Dataset rows about figures:

+++++

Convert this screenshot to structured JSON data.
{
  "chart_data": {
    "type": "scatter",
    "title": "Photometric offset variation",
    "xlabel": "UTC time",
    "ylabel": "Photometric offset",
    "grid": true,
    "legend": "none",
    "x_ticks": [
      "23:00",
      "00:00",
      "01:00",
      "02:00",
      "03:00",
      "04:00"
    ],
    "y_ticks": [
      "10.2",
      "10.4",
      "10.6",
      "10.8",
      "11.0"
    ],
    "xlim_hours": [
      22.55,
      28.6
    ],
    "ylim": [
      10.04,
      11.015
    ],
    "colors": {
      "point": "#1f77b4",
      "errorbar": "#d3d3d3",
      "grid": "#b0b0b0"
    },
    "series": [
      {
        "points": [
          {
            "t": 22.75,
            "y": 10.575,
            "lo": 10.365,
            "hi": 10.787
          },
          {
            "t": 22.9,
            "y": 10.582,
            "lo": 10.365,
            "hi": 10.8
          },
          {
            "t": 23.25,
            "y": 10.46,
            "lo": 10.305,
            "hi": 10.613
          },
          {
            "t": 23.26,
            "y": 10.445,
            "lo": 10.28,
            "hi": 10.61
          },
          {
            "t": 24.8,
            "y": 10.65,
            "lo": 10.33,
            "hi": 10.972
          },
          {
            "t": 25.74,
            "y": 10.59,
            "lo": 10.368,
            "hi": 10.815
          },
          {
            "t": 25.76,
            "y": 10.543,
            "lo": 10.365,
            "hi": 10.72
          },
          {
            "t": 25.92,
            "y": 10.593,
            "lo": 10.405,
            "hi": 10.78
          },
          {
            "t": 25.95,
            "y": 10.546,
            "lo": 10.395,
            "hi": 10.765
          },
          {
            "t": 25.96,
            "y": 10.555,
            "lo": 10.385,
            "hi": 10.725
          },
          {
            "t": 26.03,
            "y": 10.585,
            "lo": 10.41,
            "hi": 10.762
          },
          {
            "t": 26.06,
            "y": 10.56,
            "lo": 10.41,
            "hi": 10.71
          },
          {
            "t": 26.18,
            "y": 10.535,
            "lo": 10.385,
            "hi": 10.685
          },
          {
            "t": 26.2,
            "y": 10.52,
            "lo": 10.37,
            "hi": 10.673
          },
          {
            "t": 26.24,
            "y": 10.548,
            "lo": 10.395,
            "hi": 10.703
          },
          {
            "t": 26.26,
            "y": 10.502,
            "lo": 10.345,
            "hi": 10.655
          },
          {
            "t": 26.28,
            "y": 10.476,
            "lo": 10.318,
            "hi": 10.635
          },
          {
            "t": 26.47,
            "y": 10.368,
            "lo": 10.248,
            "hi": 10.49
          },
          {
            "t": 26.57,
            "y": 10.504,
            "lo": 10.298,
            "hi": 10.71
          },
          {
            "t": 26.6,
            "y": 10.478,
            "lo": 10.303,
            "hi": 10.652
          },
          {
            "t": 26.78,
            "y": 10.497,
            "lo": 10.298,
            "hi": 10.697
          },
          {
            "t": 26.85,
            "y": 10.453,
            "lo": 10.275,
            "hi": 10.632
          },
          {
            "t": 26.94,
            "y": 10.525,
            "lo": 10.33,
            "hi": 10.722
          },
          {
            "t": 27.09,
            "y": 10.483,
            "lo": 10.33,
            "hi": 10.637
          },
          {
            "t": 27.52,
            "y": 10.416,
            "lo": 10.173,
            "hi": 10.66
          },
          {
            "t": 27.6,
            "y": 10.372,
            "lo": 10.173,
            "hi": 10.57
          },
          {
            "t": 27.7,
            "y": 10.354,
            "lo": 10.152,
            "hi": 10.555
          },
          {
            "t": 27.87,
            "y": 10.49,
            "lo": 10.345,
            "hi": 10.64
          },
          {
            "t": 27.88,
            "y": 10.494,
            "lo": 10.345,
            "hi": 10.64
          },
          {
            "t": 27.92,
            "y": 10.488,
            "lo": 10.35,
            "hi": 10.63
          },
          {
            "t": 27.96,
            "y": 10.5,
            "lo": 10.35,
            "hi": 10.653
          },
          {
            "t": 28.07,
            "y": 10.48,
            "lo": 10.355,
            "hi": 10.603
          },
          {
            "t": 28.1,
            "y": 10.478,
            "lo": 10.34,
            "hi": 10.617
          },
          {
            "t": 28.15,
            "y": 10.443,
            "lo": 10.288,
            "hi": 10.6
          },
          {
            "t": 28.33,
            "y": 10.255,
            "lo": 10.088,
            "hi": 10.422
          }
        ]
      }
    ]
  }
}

+++++

Written request: Reproduce each entry exactly, leaving out nothing.

Exercise result:
Convert this screenshot to structured JSON data.
{
  "chart_data": {
    "type": "scatter",
    "title": "Photometric offset variation",
    "xlabel": "UTC time",
    "ylabel": "Photometric offset",
    "grid": true,
    "legend": "none",
    "x_ticks": [
      "23:00",
      "00:00",
      "01:00",
      "02:00",
      "03:00",
      "04:00"
    ],
    "y_ticks": [
      "10.2",
      "10.4",
      "10.6",
      "10.8",
      "11.0"
    ],
    "xlim_hours": [
      22.55,
      28.6
    ],
    "ylim": [
      10.04,
      11.015
    ],
    "colors": {
      "point": "#1f77b4",
      "errorbar": "#d3d3d3",
      "grid": "#b0b0b0"
    },
    "series": [
      {
        "points": [
          {
            "t": 22.75,
            "y": 10.575,
            "lo": 10.365,
            "hi": 10.787
          },
          {
            "t": 22.9,
            "y": 10.582,
            "lo": 10.365,
            "hi": 10.8
          },
          {
            "t": 23.25,
            "y": 10.46,
            "lo": 10.305,
            "hi": 10.613
          },
          {
            "t": 23.26,
            "y": 10.445,
            "lo": 10.28,
            "hi": 10.61
          },
          {
            "t": 24.8,
            "y": 10.65,
            "lo": 10.33,
            "hi": 10.972
          },
          {
            "t": 25.74,
            "y": 10.59,
            "lo": 10.368,
            "hi": 10.815
          },
          {
            "t": 25.76,
            "y": 10.543,
            "lo": 10.365,
            "hi": 10.72
          },
          {
            "t": 25.92,
            "y": 10.593,
            "lo": 10.405,
            "hi": 10.78
          },
          {
            "t": 25.95,
            "y": 10.546,
            "lo": 10.395,
            "hi": 10.765
          },
          {
            "t": 25.96,
            "y": 10.555,
            "lo": 10.385,
            "hi": 10.725
          },
          {
            "t": 26.03,
            "y": 10.585,
            "lo": 10.41,
            "hi": 10.762
          },
          {
            "t": 26.06,
            "y": 10.56,
            "lo": 10.41,
            "hi": 10.71
          },
          {
            "t": 26.18,
            "y": 10.535,
            "lo": 10.385,
            "hi": 10.685
          },
          {
            "t": 26.2,
            "y": 10.52,
            "lo": 10.37,
            "hi": 10.673
          },
          {
            "t": 26.24,
            "y": 10.548,
            "lo": 10.395,
            "hi": 10.703
          },
          {
            "t": 26.26,
            "y": 10.502,
            "lo": 10.345,
            "hi": 10.655
          },
          {
            "t": 26.28,
            "y": 10.476,
            "lo": 10.318,
            "hi": 10.635
          },
          {
            "t": 26.47,
            "y": 10.368,
            "lo": 10.248,
            "hi": 10.49
          },
          {
            "t": 26.57,
            "y": 10.504,
            "lo": 10.298,
            "hi": 10.71
          },
          {
            "t": 26.6,
            "y": 10.478,
            "lo": 10.303,
            "hi": 10.652
          },
          {
            "t": 26.78,
            "y": 10.497,
            "lo": 10.298,
            "hi": 10.697
          },
          {
            "t": 26.85,
            "y": 10.453,
            "lo": 10.275,
            "hi": 10.632
          },
          {
            "t": 26.94,
            "y": 10.525,
            "lo": 10.33,
            "hi": 10.722
          },
          {
            "t": 27.09,
            "y": 10.483,
            "lo": 10.33,
            "hi": 10.637
          },
          {
            "t": 27.52,
            "y": 10.416,
            "lo": 10.173,
            "hi": 10.66
          },
          {
            "t": 27.6,
            "y": 10.372,
            "lo": 10.173,
            "hi": 10.57
          },
          {
            "t": 27.7,
            "y": 10.354,
            "lo": 10.152,
            "hi": 10.555
          },
          {
            "t": 27.87,
            "y": 10.49,
            "lo": 10.345,
            "hi": 10.64
          },
          {
            "t": 27.88,
            "y": 10.494,
            "lo": 10.345,
            "hi": 10.64
          },
          {
            "t": 27.92,
            "y": 10.488,
            "lo": 10.35,
            "hi": 10.63
          },
          {
            "t": 27.96,
            "y": 10.5,
            "lo": 10.35,
            "hi": 10.653
          },
          {
            "t": 28.07,
            "y": 10.48,
            "lo": 10.355,
            "hi": 10.603
          },
          {
            "t": 28.1,
            "y": 10.478,
            "lo": 10.34,
            "hi": 10.617
          },
          {
            "t": 28.15,
            "y": 10.443,
            "lo": 10.288,
            "hi": 10.6
          },
          {
            "t": 28.33,
            "y": 10.255,
            "lo": 10.088,
            "hi": 10.422
          }
        ]
      }
    ]
  }
}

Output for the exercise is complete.